─── RECORDED DATA
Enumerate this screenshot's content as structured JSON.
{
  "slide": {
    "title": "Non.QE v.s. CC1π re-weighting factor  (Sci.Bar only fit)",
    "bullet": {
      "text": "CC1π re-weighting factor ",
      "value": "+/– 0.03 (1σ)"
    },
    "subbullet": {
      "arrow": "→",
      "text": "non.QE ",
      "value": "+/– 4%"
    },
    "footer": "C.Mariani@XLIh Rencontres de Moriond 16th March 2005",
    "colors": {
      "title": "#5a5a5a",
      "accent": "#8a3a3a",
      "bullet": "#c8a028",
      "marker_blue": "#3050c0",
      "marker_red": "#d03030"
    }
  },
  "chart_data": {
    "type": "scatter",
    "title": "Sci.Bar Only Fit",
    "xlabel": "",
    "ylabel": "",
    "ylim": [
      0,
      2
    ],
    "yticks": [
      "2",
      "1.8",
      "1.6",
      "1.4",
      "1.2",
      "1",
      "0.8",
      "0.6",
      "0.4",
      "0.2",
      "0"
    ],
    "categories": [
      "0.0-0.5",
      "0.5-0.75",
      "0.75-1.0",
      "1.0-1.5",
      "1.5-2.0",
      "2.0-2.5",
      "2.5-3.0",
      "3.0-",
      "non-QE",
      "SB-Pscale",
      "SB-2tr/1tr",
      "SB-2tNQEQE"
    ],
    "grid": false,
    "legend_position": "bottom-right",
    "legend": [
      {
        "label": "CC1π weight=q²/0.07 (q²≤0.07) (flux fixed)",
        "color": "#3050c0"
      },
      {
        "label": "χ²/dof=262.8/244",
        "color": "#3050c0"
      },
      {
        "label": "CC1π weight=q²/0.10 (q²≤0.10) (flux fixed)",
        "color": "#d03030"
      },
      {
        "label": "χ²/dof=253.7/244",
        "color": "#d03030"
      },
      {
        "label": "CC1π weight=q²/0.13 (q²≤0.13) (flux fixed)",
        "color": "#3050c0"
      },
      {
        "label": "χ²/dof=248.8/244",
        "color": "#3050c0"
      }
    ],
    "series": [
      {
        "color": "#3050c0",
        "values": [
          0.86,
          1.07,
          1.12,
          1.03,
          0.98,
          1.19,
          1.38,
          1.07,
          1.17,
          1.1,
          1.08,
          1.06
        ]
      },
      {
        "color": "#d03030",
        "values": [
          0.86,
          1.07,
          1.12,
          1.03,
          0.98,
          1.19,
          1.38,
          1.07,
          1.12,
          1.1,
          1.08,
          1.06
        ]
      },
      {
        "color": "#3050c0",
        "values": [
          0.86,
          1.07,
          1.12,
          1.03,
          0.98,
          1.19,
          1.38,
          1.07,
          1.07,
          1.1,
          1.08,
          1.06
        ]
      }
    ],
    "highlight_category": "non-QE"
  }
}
──────
- [STATED PROBLEM]
Output all of the data again. Match it exactly.

- [FINAL RESULT]
Enumerate this screenshot's content as structured JSON.
{
  "slide": {
    "title": "Non.QE v.s. CC1π re-weighting factor  (Sci.Bar only fit)",
    "bullet": {
      "text": "CC1π re-weighting factor ",
      "value": "+/– 0.03 (1σ)"
    },
    "subbullet": {
      "arrow": "→",
      "text": "non.QE ",
      "value": "+/– 4%"
    },
    "footer": "C.Mariani@XLIh Rencontres de Moriond 16th March 2005",
    "colors": {
      "title": "#5a5a5a",
      "accent": "#8a3a3a",
      "bullet": "#c8a028",
      "marker_blue": "#3050c0",
      "marker_red": "#d03030"
    }
  },
  "chart_data": {
    "type": "scatter",
    "title": "Sci.Bar Only Fit",
    "xlabel": "",
    "ylabel": "",
    "ylim": [
      0,
      2
    ],
    "yticks": [
      "2",
      "1.8",
      "1.6",
      "1.4",
      "1.2",
      "1",
      "0.8",
      "0.6",
      "0.4",
      "0.2",
      "0"
    ],
    "categories": [
      "0.0-0.5",
      "0.5-0.75",
      "0.75-1.0",
      "1.0-1.5",
      "1.5-2.0",
      "2.0-2.5",
      "2.5-3.0",
      "3.0-",
      "non-QE",
      "SB-Pscale",
      "SB-2tr/1tr",
      "SB-2tNQEQE"
    ],
    "grid": false,
    "legend_position": "bottom-right",
    "legend": [
      {
        "label": "CC1π weight=q²/0.07 (q²≤0.07) (flux fixed)",
        "color": "#3050c0"
      },
      {
        "label": "χ²/dof=262.8/244",
        "color": "#3050c0"
      },
      {
        "label": "CC1π weight=q²/0.10 (q²≤0.10) (flux fixed)",
        "color": "#d03030"
      },
      {
        "label": "χ²/dof=253.7/244",
        "color": "#d03030"
      },
      {
        "label": "CC1π weight=q²/0.13 (q²≤0.13) (flux fixed)",
        "color": "#3050c0"
      },
      {
        "label": "χ²/dof=248.8/244",
        "color": "#3050c0"
      }
    ],
    "series": [
      {
        "color": "#3050c0",
        "values": [
          0.86,
          1.07,
          1.12,
          1.03,
          0.98,
          1.19,
          1.38,
          1.07,
          1.17,
          1.1,
          1.08,
          1.06
        ]
      },
      {
        "color": "#d03030",
        "values": [
          0.86,
          1.07,
          1.12,
          1.03,
          0.98,
          1.19,
          1.38,
          1.07,
          1.12,
          1.1,
          1.08,
          1.06
        ]
      },
      {
        "color": "#3050c0",
        "values": [
          0.86,
          1.07,
          1.12,
          1.03,
          0.98,
          1.19,
          1.38,
          1.07,
          1.07,
          1.1,
          1.08,
          1.06
        ]
      }
    ],
    "highlight_category": "non-QE"
  }
}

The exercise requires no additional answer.